__Data extracted from a collection__

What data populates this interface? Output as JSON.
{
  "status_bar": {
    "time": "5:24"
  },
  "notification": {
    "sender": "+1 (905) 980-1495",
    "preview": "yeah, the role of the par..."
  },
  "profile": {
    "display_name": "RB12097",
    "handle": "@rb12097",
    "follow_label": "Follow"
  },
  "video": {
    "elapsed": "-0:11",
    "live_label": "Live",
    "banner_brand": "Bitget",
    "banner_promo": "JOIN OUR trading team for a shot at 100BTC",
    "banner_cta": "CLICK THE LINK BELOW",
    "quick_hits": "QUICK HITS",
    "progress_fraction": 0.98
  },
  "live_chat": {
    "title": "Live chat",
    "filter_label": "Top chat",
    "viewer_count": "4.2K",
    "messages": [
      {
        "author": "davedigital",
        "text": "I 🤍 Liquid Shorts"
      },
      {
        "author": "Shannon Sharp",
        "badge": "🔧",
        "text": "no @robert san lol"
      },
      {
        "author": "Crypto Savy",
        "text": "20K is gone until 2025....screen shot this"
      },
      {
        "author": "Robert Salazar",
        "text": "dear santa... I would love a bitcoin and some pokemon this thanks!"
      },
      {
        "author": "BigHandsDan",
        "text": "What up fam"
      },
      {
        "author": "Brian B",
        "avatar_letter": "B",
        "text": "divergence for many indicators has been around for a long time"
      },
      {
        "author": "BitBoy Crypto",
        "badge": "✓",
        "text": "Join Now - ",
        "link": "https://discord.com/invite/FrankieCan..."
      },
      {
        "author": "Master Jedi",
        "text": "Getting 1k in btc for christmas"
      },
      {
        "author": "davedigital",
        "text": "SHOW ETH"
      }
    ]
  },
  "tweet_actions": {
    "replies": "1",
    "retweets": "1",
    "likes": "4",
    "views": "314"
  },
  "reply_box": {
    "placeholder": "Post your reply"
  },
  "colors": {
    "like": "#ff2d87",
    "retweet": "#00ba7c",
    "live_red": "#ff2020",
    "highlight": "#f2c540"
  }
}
--
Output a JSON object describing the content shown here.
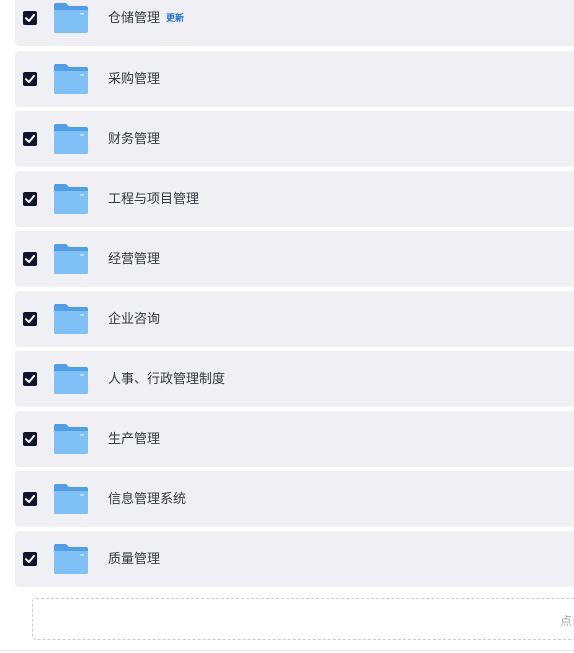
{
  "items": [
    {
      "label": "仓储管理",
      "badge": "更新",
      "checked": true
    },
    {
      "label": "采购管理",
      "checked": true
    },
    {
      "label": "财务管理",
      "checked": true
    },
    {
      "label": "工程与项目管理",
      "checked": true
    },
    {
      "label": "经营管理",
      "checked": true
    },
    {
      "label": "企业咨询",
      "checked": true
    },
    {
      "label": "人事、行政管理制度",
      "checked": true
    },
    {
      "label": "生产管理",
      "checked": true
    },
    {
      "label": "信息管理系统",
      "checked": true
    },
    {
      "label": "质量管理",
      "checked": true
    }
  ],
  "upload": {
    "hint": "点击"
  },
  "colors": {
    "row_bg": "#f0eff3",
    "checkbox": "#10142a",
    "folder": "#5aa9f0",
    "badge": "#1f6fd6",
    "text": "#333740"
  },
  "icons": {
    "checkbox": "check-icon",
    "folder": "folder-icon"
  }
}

__Exercise instructions__
Which lines above contain the word "Output"? Copy each of them.

__Exercise solution__
What data populates this interface? Output as JSON.
Output a JSON object describing the content shown here.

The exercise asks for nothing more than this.